> [Brano proposto]:
────────
Mi spiego: certo, essere riconosciuti come meritevoli di essere i rappresentanti unici per l’Italia di un’importante multinazionale è una bella soddisfazione, oltre che una bella opportunità, ma siamo in grado di gestire questa relazione al meglio, o rischiamo di diventare una soluzione perfetta per trasformare i costi fissi della multinazionale in costi variabili? Al di là del fatto di “prendere l’ascia e cominciare a far legna” commercializzando i prodotti della multinazionale, siamo consapevoli del tipo di sfida rappresentata dal “conoscere la foresta”, cioè dall’entrare in relazione con una multinazionale e con le sue specifiche dinamiche aziendali, decisionali, organizzative, logistiche? Ad esempio: il rapporto tra risorse e responsabilità affidateci dalla multinazionale è equo, equilibrato e ci consente di fare ciò per cui siamo stati coinvolti, oppure rischiamo di “partire in motorino per la Parigi Dakar”? Certo, l’opportunità è grande, dal punto di vista di una piccola impresa familiare umbra, ma da quello della multinazionale c’è la disponibilità a sostenere una porzione dei costi (economici, strategici, umani) di questo cambiamento? Ad esempio: quali sono le strategie di marketing e vendita adottate finora dalla multinazionale, e sulla base di quale valutazione è stato deciso di abbandonarle, per scegliere la piccola impresa umbra come centro della rete italiana? La multinazionale è disposta a condividere dati, informazioni, conoscenze col suo “partner” italiano relativamente al mercato, alle strategie vincenti e agli esperimenti falliti? E’ disposta a sostenere l’identificazione e parte del costo di sviluppo delle competenze necessarie? L’autonomia del partner italiano è limitata a sostenere i costi relativi alla creazione e al mantenimento di una rete di vendita in Italia, oppure si estende anche alle decisioni su quale forma questa rete debba assumere, chi ne faccia (o meno) parte, e le strategie da implementare? In sostanza, c’è una “contropartita” dal punto di vista della multinazionale oppure di tratta di un gioco in cui non ha nulla da perdere e tutto da guadagnare? Insomma, visto da fuori può sembrare un altro “giorno di ordinaria follia da coach”: dopo tre ore di riunione non abbiamo nemmeno cominciato ad affrontare la questione di come sviluppare competenze di vendita nel personale. Ma d’altra parte, non è forse follia non vedere la foresta perché ci sono troppi alberi?
────────
> [Dati registrati]:
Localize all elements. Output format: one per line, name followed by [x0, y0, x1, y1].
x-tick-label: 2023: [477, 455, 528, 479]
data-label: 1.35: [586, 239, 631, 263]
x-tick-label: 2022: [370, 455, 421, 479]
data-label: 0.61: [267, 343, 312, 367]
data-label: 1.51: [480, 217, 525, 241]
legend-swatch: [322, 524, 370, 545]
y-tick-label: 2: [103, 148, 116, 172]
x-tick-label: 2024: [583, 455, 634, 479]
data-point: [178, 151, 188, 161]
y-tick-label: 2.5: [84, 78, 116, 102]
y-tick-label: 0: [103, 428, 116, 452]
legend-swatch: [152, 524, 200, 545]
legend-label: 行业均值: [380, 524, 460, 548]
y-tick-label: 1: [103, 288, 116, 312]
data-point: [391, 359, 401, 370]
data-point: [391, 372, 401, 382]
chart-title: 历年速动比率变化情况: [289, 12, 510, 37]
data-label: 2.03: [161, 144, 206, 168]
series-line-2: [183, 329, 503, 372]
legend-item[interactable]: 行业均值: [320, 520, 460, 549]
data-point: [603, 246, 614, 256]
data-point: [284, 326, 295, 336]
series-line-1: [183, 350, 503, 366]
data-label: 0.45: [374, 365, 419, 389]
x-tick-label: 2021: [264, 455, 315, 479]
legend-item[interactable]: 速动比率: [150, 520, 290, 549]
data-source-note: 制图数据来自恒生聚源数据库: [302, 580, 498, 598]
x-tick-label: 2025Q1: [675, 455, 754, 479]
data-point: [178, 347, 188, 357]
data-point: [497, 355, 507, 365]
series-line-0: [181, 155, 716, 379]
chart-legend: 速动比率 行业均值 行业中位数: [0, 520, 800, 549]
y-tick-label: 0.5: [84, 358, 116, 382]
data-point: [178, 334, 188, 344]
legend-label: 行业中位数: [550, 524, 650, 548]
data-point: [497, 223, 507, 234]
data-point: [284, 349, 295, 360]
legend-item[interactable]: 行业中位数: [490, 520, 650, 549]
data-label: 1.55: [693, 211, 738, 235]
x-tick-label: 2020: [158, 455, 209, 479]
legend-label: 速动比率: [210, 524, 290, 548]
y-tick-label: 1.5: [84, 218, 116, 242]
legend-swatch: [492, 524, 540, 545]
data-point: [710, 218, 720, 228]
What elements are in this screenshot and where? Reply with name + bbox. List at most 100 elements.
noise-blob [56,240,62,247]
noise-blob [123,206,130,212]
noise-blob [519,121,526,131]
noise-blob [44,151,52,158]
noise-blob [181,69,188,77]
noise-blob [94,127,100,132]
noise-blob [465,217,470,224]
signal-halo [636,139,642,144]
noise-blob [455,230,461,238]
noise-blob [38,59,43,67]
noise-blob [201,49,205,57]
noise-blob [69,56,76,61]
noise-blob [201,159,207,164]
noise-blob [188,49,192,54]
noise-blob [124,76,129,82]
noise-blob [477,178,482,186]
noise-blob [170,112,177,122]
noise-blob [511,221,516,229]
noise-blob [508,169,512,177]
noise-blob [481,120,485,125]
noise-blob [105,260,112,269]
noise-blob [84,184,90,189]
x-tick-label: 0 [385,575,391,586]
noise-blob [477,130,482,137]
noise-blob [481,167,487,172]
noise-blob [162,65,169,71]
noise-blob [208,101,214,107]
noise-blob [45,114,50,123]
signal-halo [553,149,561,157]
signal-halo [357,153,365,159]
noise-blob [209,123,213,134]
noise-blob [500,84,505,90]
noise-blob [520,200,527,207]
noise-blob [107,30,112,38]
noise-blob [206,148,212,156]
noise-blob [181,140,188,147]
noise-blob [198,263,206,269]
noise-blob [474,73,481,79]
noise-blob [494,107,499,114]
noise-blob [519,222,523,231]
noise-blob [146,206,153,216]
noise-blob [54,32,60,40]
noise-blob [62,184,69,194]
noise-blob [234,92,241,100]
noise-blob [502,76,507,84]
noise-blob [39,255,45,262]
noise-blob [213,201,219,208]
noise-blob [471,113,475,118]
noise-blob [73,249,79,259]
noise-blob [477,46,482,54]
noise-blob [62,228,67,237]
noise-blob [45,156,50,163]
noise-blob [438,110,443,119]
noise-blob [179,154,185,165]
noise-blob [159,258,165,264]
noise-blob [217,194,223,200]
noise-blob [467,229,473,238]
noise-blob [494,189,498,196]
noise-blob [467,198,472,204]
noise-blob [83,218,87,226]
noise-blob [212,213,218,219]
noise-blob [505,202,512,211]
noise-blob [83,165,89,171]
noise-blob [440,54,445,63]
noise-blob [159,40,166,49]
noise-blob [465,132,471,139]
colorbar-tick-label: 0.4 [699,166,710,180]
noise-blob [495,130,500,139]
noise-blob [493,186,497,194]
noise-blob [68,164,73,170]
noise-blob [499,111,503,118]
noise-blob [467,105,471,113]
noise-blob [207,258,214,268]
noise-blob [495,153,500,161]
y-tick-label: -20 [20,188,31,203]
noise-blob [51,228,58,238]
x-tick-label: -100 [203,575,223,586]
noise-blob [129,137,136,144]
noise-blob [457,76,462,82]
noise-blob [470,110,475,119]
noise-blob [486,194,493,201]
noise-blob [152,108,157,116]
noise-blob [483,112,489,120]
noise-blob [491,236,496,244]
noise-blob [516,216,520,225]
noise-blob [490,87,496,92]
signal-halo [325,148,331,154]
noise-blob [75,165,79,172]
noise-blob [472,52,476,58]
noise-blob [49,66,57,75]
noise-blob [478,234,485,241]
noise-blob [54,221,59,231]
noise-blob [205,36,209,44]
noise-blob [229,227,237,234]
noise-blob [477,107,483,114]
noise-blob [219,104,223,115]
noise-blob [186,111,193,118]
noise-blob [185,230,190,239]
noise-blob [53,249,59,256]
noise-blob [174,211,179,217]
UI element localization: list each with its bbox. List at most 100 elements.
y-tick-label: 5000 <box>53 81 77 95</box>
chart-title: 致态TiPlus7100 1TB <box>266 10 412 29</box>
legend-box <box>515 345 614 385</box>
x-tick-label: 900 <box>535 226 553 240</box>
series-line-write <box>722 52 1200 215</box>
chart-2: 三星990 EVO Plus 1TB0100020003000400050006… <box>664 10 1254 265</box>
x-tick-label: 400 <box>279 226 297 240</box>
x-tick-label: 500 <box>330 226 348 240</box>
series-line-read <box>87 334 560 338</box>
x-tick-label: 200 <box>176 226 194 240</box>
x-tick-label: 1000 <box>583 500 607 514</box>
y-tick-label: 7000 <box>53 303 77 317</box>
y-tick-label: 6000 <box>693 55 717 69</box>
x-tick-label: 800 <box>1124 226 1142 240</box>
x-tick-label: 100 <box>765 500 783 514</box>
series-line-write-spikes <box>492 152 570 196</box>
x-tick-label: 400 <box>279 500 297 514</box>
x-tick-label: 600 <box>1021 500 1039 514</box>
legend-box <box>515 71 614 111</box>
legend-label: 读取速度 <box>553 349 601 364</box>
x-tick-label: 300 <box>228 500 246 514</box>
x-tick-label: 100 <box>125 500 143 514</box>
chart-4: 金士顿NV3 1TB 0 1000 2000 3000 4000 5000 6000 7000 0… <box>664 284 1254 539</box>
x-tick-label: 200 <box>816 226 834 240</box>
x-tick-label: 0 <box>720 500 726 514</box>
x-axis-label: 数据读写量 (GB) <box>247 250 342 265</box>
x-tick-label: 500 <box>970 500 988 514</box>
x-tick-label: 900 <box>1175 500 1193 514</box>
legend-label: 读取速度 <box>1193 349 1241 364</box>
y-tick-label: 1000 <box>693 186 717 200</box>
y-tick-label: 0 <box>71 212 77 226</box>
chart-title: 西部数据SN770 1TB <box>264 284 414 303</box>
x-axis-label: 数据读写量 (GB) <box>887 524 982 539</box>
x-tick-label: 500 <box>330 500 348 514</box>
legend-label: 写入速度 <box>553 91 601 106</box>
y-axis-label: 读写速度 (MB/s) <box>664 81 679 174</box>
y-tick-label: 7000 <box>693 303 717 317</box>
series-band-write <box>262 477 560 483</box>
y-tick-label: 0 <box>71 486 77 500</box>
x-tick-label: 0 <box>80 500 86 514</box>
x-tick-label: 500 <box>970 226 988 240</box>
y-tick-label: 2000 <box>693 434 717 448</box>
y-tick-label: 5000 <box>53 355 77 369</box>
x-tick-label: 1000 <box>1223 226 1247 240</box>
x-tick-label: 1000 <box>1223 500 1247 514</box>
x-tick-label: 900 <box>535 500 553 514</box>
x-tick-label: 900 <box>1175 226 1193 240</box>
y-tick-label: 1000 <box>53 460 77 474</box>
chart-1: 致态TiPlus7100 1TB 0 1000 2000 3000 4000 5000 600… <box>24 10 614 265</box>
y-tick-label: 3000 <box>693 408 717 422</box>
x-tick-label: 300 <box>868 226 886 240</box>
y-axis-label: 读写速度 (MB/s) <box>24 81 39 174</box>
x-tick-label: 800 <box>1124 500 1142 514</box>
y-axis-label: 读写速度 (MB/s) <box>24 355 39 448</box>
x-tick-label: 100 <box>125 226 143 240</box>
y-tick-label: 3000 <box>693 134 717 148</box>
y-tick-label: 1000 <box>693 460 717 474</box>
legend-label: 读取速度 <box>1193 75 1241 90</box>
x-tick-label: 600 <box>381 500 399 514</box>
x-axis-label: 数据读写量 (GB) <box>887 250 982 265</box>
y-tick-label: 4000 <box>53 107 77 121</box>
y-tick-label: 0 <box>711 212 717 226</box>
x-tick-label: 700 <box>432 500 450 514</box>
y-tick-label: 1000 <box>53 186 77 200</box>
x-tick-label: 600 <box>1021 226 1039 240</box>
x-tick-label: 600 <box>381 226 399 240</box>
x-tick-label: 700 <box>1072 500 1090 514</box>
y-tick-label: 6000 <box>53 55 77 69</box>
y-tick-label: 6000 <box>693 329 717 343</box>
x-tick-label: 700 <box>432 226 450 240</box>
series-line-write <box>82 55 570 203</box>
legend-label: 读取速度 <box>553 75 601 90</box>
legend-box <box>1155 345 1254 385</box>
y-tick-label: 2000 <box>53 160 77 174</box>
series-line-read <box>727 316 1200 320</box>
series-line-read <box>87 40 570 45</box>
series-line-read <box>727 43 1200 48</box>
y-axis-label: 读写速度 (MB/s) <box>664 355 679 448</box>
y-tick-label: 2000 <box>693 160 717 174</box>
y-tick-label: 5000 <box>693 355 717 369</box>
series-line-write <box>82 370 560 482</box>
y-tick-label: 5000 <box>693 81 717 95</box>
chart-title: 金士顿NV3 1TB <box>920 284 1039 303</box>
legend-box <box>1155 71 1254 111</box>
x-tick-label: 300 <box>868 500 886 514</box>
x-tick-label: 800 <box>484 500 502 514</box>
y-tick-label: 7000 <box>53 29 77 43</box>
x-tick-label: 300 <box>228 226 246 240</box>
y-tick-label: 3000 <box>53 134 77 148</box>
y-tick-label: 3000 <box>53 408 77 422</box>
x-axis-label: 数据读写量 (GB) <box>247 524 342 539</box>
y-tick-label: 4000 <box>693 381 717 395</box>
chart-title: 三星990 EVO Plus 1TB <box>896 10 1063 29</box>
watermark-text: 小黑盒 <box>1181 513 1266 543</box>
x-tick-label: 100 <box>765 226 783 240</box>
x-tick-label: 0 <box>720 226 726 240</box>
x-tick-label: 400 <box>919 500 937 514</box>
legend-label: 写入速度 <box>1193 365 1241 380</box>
────────
> [Domande]:
a - Secondo il brano sulla piccola impresa umbra, quanto è durata la riunione di cui si parla?
b - Indichi se ciascuna affermazione concorda con il brano sulla piccola impresa umbra, riportando tra virgolette le parole decisive del testo.
(i) L'impresa umbra è presentata come una piccola impresa familiare.
(ii) Nel corso della riunione si è affrontata la questione di come sviluppare le competenze di vendita del personale.
(iii) Ci si domanda se la multinazionale sia disposta a condividere dati con il partner italiano.
c - Prosegua il brano sulla piccola impresa umbra a partire dal punto in cui si interrompe.
I dati registrati provengono da una fonte diversa dal brano.

> [Risposte]:
a - Tre ore.

b -
(i) Sì: "dal punto di vista di una piccola impresa familiare umbra".
(ii) No: "dopo tre ore di riunione non abbiamo nemmeno cominciato ad affrontare la questione di come sviluppare competenze di vendita nel personale".
(iii) Sì: "La multinazionale è disposta a condividere dati, informazioni, conoscenze col suo “partner” italiano".

c -
AngeloFanelli

 

*Ex docente Bocconi ed ex professore di Management e Risorse Umane in diverse business school statunitensi ed europee, AngeloFanelli è nato a Perugia, dove vive e scrive libri (tra cui molto successo ha avuto il pamphlet ironico contro la globalizzazione intitolato “Fate Poco. Ovvero come un anziano settantaduenne mi convinse a mollare la gestione delle Risorse Umane per cercare una gestione umana delle risorse” (ed. liberopensatore.it, 2011), favole per bambini, spettacoli teatrali, e prodotti multimediali. Il suo ultimo libro uscito nel settembre 2017 si intitola “A Casa dello Yogi. Esperienze di yoga nell’ashram italiano” (ed. liberopensatore.it). Professionalmente, Angelo (www.communicationskill.it) lavora da anni come coach di comunicazione in inglese e francese e consulente aziendale.

 

 

PS per chi avesse difficoltà con le domande retoriche, esplicito alcune conclusioni: per sviluppare venditori di successo è prima di tutto necessaria una chiarezza di fondo sulla visione e sulle strategie di business dell’impresa, cioè un’idea più chiara possibile di cosa dovrà essere l’impresa tra 5-10 anni e sul come arrivarci muovendosi in un settore nuovo. Per evitare sogni ed incubi, è essenziale impiegare le nostre capacità di analisi razionale al meglio, tenendo sotto controllo l’emotività. Ragione ed emozione, se ben dosate, possono aiutarci non solo nelle relazioni “basse”, con il cliente finale, ma anche in quelle “alte”, con partner dotati di molta più forza contrattuale dell’impresa. Per gestire efficacemente il basso occorre saper gestire efficacemente l’alto, e non darlo per scontato (gli americani usano la curiosa espressione “to wag the dog” a questo proposito). Per interagire efficacemente con una multinazionale estera occorre costruire una relazione dialettica. Da qui, costruire un programma di sviluppo delle competenze dei venditori diventa molto più facile e potenzialmente utile.